- _DO THIS_
Every entry below should be repeated exactly; the pictures should not.

- _INFORMATION PROVIDED_
═══

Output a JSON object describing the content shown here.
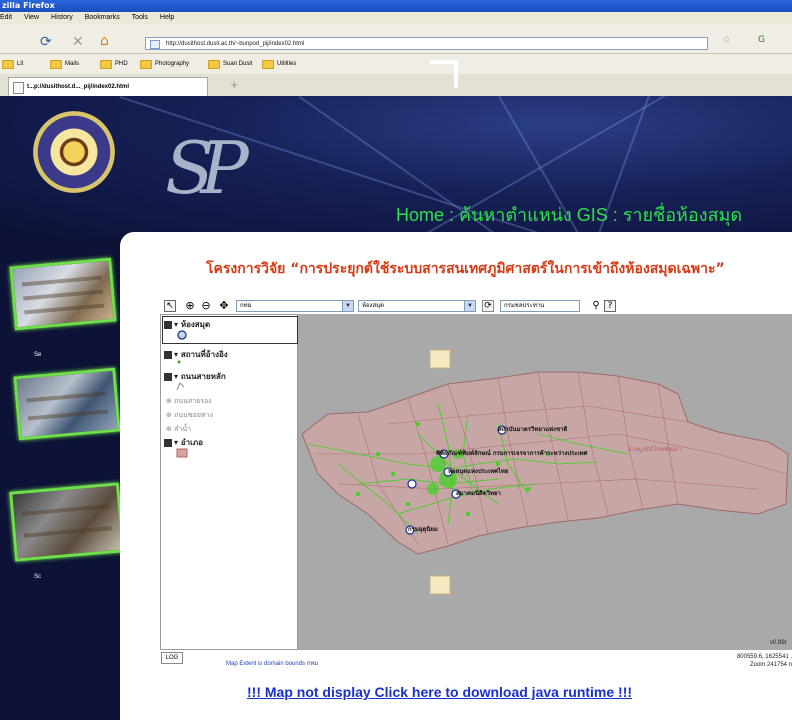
{
  "browser": {
    "title": "zilla Firefox",
    "menu": [
      "Edit",
      "View",
      "History",
      "Bookmarks",
      "Tools",
      "Help"
    ],
    "url": "http://dusithost.dusit.ac.th/~bunpod_pij/index02.html",
    "bookmarks": [
      "Lit",
      "Mails",
      "PHD",
      "Photography",
      "Suan Dusit",
      "Utilities"
    ],
    "tab_label": "t...p://dusithost.d..._pij/index02.html",
    "tab_add": "+"
  },
  "banner": {
    "logo_text": "SP",
    "nav": "Home : ค้นหาตำแหน่ง GIS : รายชื่อห้องสมุด"
  },
  "heading": "โครงการวิจัย “การประยุกต์ใช้ระบบสารสนเทศภูมิศาสตร์ในการเข้าถึงห้องสมุดเฉพาะ”",
  "left": {
    "labels": [
      "Se",
      "Sc"
    ]
  },
  "map_toolbar": {
    "combo1": "กทม",
    "combo2": "ห้องสมุด",
    "combo3": "กรมชลประทาน"
  },
  "legend": {
    "layers": [
      {
        "label": "ห้องสมุด",
        "active": true
      },
      {
        "label": "สถานที่อ้างอิง"
      },
      {
        "label": "ถนนสายหลัก"
      },
      {
        "label": "ถนนสายรอง",
        "disabled": true
      },
      {
        "label": "ถนนซอยทาง",
        "disabled": true
      },
      {
        "label": "ลำน้ำ",
        "disabled": true
      },
      {
        "label": "อำเภอ"
      }
    ]
  },
  "map": {
    "places": [
      "สถาบันมาตรวิทยาแห่งชาติ",
      "พิพิธภัณฑ์พิมพ์ลักษณ์ กรมการเจรจาการค้าระหว่างประเทศ",
      "หอสมุดแห่งประเทศไทย",
      "สมาคมนิสิตวิทยา",
      "กรมอุตุนิยม",
      "ฝ่ายมูลนิธิไทยพัฒนา"
    ],
    "version": "v0.99r",
    "colors": {
      "district_fill": "#c7a6a6",
      "district_line": "#b07070",
      "roads": "#39d41c",
      "background": "#a9a9a9"
    }
  },
  "status": {
    "logo_button": "LOG",
    "extent_text": "Map Extent is domain bounds กทม",
    "coords_line1": "800559.6, 1625541 .",
    "coords_line2": "Zoom 241754 n"
  },
  "java_link": "!!! Map not display Click here to download java runtime !!!"
}
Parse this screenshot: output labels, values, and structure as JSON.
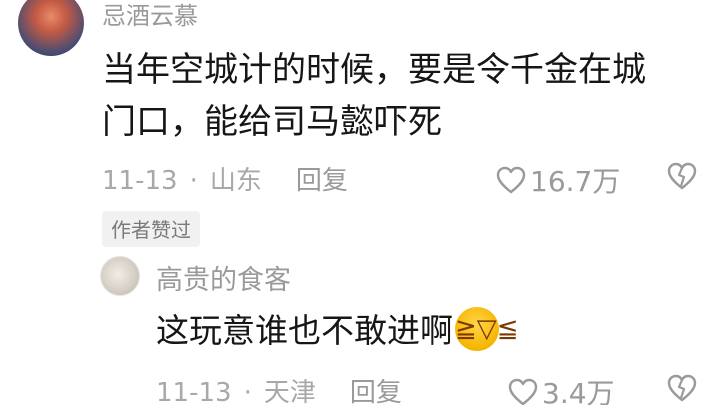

═══

- _EXERCISE RESPONSE_
Output a JSON object describing the content shown here.
{
  "browser": {
    "title": "zilla Firefox",
    "menu": [
      "Edit",
      "View",
      "History",
      "Bookmarks",
      "Tools",
      "Help"
    ],
    "url": "http://dusithost.dusit.ac.th/~bunpod_pij/index02.html",
    "bookmarks": [
      "Lit",
      "Mails",
      "PHD",
      "Photography",
      "Suan Dusit",
      "Utilities"
    ],
    "tab_label": "t...p://dusithost.d..._pij/index02.html",
    "tab_add": "+"
  },
  "banner": {
    "logo_text": "SP",
    "nav": "Home : ค้นหาตำแหน่ง GIS : รายชื่อห้องสมุด"
  },
  "heading": "โครงการวิจัย “การประยุกต์ใช้ระบบสารสนเทศภูมิศาสตร์ในการเข้าถึงห้องสมุดเฉพาะ”",
  "left": {
    "labels": [
      "Se",
      "Sc"
    ]
  },
  "map_toolbar": {
    "combo1": "กทม",
    "combo2": "ห้องสมุด",
    "combo3": "กรมชลประทาน"
  },
  "legend": {
    "layers": [
      {
        "label": "ห้องสมุด",
        "active": true
      },
      {
        "label": "สถานที่อ้างอิง"
      },
      {
        "label": "ถนนสายหลัก"
      },
      {
        "label": "ถนนสายรอง",
        "disabled": true
      },
      {
        "label": "ถนนซอยทาง",
        "disabled": true
      },
      {
        "label": "ลำน้ำ",
        "disabled": true
      },
      {
        "label": "อำเภอ"
      }
    ]
  },
  "map": {
    "places": [
      "สถาบันมาตรวิทยาแห่งชาติ",
      "พิพิธภัณฑ์พิมพ์ลักษณ์ กรมการเจรจาการค้าระหว่างประเทศ",
      "หอสมุดแห่งประเทศไทย",
      "สมาคมนิสิตวิทยา",
      "กรมอุตุนิยม",
      "ฝ่ายมูลนิธิไทยพัฒนา"
    ],
    "version": "v0.99r",
    "colors": {
      "district_fill": "#c7a6a6",
      "district_line": "#b07070",
      "roads": "#39d41c",
      "background": "#a9a9a9"
    }
  },
  "status": {
    "logo_button": "LOG",
    "extent_text": "Map Extent is domain bounds กทม",
    "coords_line1": "800559.6, 1625541 .",
    "coords_line2": "Zoom 241754 n"
  },
  "java_link": "!!! Map not display Click here to download java runtime !!!"
}
Parse this screenshot: output labels, values, and structure as JSON.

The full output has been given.